- [Your instructions]: Without omitting anything, retype the data that follows.

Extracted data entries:
━━━━━━━━

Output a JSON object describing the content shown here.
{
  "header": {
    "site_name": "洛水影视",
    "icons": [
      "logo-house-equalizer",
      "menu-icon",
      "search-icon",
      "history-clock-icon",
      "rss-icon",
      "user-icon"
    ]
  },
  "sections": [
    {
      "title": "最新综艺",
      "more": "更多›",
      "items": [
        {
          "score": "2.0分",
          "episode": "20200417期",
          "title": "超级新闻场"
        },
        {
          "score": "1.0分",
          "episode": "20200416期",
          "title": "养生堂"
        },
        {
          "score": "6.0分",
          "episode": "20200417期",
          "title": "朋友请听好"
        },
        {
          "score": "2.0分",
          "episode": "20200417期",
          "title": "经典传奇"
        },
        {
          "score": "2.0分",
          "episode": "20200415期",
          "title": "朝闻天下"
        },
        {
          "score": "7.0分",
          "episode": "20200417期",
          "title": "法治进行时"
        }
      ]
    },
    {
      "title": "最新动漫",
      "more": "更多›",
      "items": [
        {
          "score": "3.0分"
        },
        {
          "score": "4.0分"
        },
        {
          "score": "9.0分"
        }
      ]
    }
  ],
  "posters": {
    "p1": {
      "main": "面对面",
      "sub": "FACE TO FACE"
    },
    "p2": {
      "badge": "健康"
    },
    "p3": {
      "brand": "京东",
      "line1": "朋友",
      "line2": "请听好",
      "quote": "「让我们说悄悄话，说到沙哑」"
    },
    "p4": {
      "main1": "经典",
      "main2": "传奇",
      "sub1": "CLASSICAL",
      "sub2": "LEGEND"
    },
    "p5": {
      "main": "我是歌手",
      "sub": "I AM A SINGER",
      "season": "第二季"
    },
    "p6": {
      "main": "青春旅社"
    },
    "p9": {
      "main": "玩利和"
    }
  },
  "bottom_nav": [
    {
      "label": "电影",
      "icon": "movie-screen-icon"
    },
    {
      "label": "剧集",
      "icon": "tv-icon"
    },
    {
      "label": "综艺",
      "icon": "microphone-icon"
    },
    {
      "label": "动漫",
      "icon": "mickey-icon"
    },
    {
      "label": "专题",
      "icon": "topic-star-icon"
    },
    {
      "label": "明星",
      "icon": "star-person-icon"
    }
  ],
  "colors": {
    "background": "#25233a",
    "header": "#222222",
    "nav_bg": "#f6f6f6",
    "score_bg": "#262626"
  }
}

━━━━━━━━

- [Finished exercise]:
Output a JSON object describing the content shown here.
{
  "header": {
    "site_name": "洛水影视",
    "icons": [
      "logo-house-equalizer",
      "menu-icon",
      "search-icon",
      "history-clock-icon",
      "rss-icon",
      "user-icon"
    ]
  },
  "sections": [
    {
      "title": "最新综艺",
      "more": "更多›",
      "items": [
        {
          "score": "2.0分",
          "episode": "20200417期",
          "title": "超级新闻场"
        },
        {
          "score": "1.0分",
          "episode": "20200416期",
          "title": "养生堂"
        },
        {
          "score": "6.0分",
          "episode": "20200417期",
          "title": "朋友请听好"
        },
        {
          "score": "2.0分",
          "episode": "20200417期",
          "title": "经典传奇"
        },
        {
          "score": "2.0分",
          "episode": "20200415期",
          "title": "朝闻天下"
        },
        {
          "score": "7.0分",
          "episode": "20200417期",
          "title": "法治进行时"
        }
      ]
    },
    {
      "title": "最新动漫",
      "more": "更多›",
      "items": [
        {
          "score": "3.0分"
        },
        {
          "score": "4.0分"
        },
        {
          "score": "9.0分"
        }
      ]
    }
  ],
  "posters": {
    "p1": {
      "main": "面对面",
      "sub": "FACE TO FACE"
    },
    "p2": {
      "badge": "健康"
    },
    "p3": {
      "brand": "京东",
      "line1": "朋友",
      "line2": "请听好",
      "quote": "「让我们说悄悄话，说到沙哑」"
    },
    "p4": {
      "main1": "经典",
      "main2": "传奇",
      "sub1": "CLASSICAL",
      "sub2": "LEGEND"
    },
    "p5": {
      "main": "我是歌手",
      "sub": "I AM A SINGER",
      "season": "第二季"
    },
    "p6": {
      "main": "青春旅社"
    },
    "p9": {
      "main": "玩利和"
    }
  },
  "bottom_nav": [
    {
      "label": "电影",
      "icon": "movie-screen-icon"
    },
    {
      "label": "剧集",
      "icon": "tv-icon"
    },
    {
      "label": "综艺",
      "icon": "microphone-icon"
    },
    {
      "label": "动漫",
      "icon": "mickey-icon"
    },
    {
      "label": "专题",
      "icon": "topic-star-icon"
    },
    {
      "label": "明星",
      "icon": "star-person-icon"
    }
  ],
  "colors": {
    "background": "#25233a",
    "header": "#222222",
    "nav_bg": "#f6f6f6",
    "score_bg": "#262626"
  }
}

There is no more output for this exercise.